* **GIVEN REQUEST**: According to the article below on the film Alexandria... Why?, what prize did the film win at the 29th Berlin International Film Festival?
— begin SUPPLIED PASSAGE —
- DVD cover
- Directed by: Youssef Chahine
- Written by: Youssef Chahine Mohsen Zayed
- Produced by: Youssef Chahine
- Starring: Naglaa Fathi
- Cinematography: Mohsen Nasr
- Edited by: Rachida Abdel Salam
- Release date: 1979;
- Running time: 133 minutes
- Country: Egypt
- Language: Egyptian Arabic

= Alexandria... Why? =

1979 film

Alexandria... Why? (إسكندرية ليه, translit. Iskanderija... lih?) is a 1979 Egyptian drama film directed by Youssef Chahine. It was entered into the 29th Berlin International Film Festival, where it won the Silver Bear - Special Jury Prize. The film was selected as the Egyptian entry for the Best Foreign Language Film at the 52nd Academy Awards, but was not accepted as a nominee.

==Plot==
The film portrays the early life of the director in his home city, Alexandria.
— end SUPPLIED PASSAGE —
— begin SOURCE DATA —
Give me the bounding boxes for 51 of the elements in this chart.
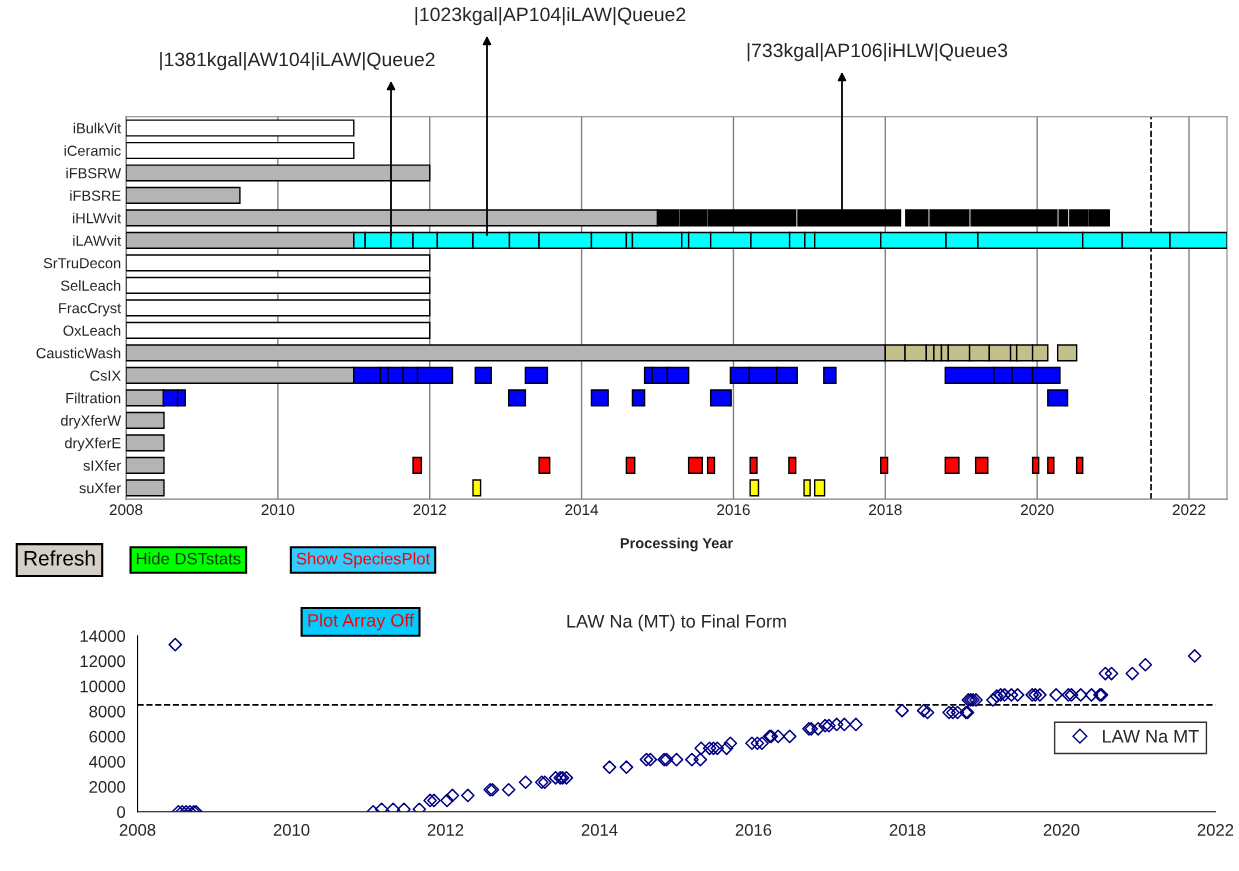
— end SOURCE DATA —
* **ANSWER IN FULL**: The Silver Bear - Special Jury Prize.